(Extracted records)
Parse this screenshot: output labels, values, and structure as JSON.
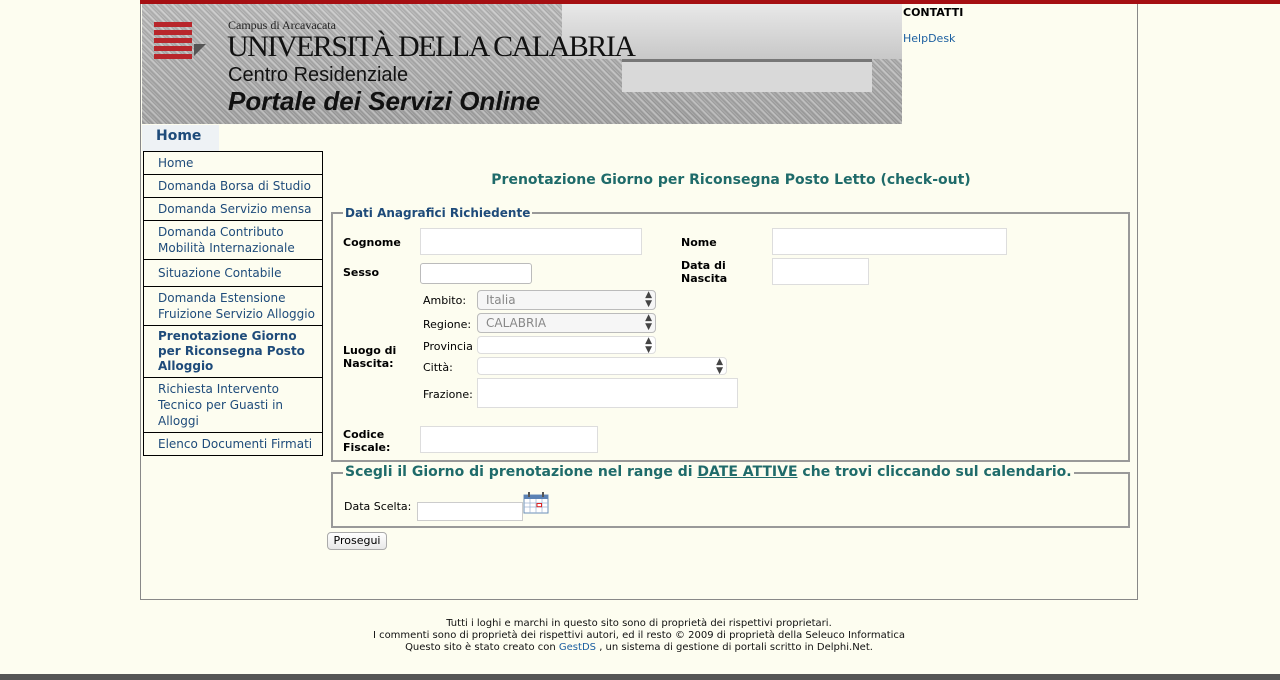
{
  "header": {
    "campus": "Campus di Arcavacata",
    "university": "UNIVERSITÀ DELLA CALABRIA",
    "centro": "Centro Residenziale",
    "portale": "Portale dei Servizi Online",
    "contatti": "CONTATTI",
    "helpdesk": "HelpDesk",
    "home_tab": "Home"
  },
  "sidebar": {
    "items": [
      {
        "label": "Home"
      },
      {
        "label": "Domanda Borsa di Studio"
      },
      {
        "label": "Domanda Servizio mensa"
      },
      {
        "label": "Domanda Contributo Mobilità Internazionale"
      },
      {
        "label": "Situazione Contabile"
      },
      {
        "label": "Domanda Estensione Fruizione Servizio Alloggio"
      },
      {
        "label": "Prenotazione Giorno per Riconsegna Posto Alloggio",
        "active": true
      },
      {
        "label": "Richiesta Intervento Tecnico per Guasti in Alloggi"
      },
      {
        "label": "Elenco Documenti Firmati"
      }
    ]
  },
  "main": {
    "title": "Prenotazione Giorno per Riconsegna Posto Letto (check-out)",
    "anagrafica": {
      "legend": "Dati Anagrafici Richiedente",
      "cognome_label": "Cognome",
      "nome_label": "Nome",
      "sesso_label": "Sesso",
      "data_nascita_label": "Data di Nascita",
      "luogo_label": "Luogo di Nascita:",
      "ambito_label": "Ambito:",
      "ambito_value": "Italia",
      "regione_label": "Regione:",
      "regione_value": "CALABRIA",
      "provincia_label": "Provincia",
      "citta_label": "Città:",
      "frazione_label": "Frazione:",
      "codice_label": "Codice Fiscale:"
    },
    "prenotazione": {
      "legend_pre": "Scegli il Giorno di prenotazione nel range di",
      "legend_link": "DATE ATTIVE",
      "legend_post": "che trovi cliccando sul calendario.",
      "data_label": "Data Scelta:"
    },
    "submit_label": "Prosegui"
  },
  "footer": {
    "line1": "Tutti i loghi e marchi in questo sito sono di proprietà dei rispettivi proprietari.",
    "line2": "I commenti sono di proprietà dei rispettivi autori, ed il resto © 2009 di proprietà della Seleuco Informatica",
    "line3_pre": "Questo sito è stato creato con",
    "line3_link": "GestDS",
    "line3_post": ", un sistema di gestione di portali scritto in Delphi.Net."
  }
}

- **What the task requires**
Return the full material word for word. Do not include the pictures.

- **Complete answer**
Parse this screenshot: output labels, values, and structure as JSON.
{
  "header": {
    "campus": "Campus di Arcavacata",
    "university": "UNIVERSITÀ DELLA CALABRIA",
    "centro": "Centro Residenziale",
    "portale": "Portale dei Servizi Online",
    "contatti": "CONTATTI",
    "helpdesk": "HelpDesk",
    "home_tab": "Home"
  },
  "sidebar": {
    "items": [
      {
        "label": "Home"
      },
      {
        "label": "Domanda Borsa di Studio"
      },
      {
        "label": "Domanda Servizio mensa"
      },
      {
        "label": "Domanda Contributo Mobilità Internazionale"
      },
      {
        "label": "Situazione Contabile"
      },
      {
        "label": "Domanda Estensione Fruizione Servizio Alloggio"
      },
      {
        "label": "Prenotazione Giorno per Riconsegna Posto Alloggio",
        "active": true
      },
      {
        "label": "Richiesta Intervento Tecnico per Guasti in Alloggi"
      },
      {
        "label": "Elenco Documenti Firmati"
      }
    ]
  },
  "main": {
    "title": "Prenotazione Giorno per Riconsegna Posto Letto (check-out)",
    "anagrafica": {
      "legend": "Dati Anagrafici Richiedente",
      "cognome_label": "Cognome",
      "nome_label": "Nome",
      "sesso_label": "Sesso",
      "data_nascita_label": "Data di Nascita",
      "luogo_label": "Luogo di Nascita:",
      "ambito_label": "Ambito:",
      "ambito_value": "Italia",
      "regione_label": "Regione:",
      "regione_value": "CALABRIA",
      "provincia_label": "Provincia",
      "citta_label": "Città:",
      "frazione_label": "Frazione:",
      "codice_label": "Codice Fiscale:"
    },
    "prenotazione": {
      "legend_pre": "Scegli il Giorno di prenotazione nel range di",
      "legend_link": "DATE ATTIVE",
      "legend_post": "che trovi cliccando sul calendario.",
      "data_label": "Data Scelta:"
    },
    "submit_label": "Prosegui"
  },
  "footer": {
    "line1": "Tutti i loghi e marchi in questo sito sono di proprietà dei rispettivi proprietari.",
    "line2": "I commenti sono di proprietà dei rispettivi autori, ed il resto © 2009 di proprietà della Seleuco Informatica",
    "line3_pre": "Questo sito è stato creato con",
    "line3_link": "GestDS",
    "line3_post": ", un sistema di gestione di portali scritto in Delphi.Net."
  }
}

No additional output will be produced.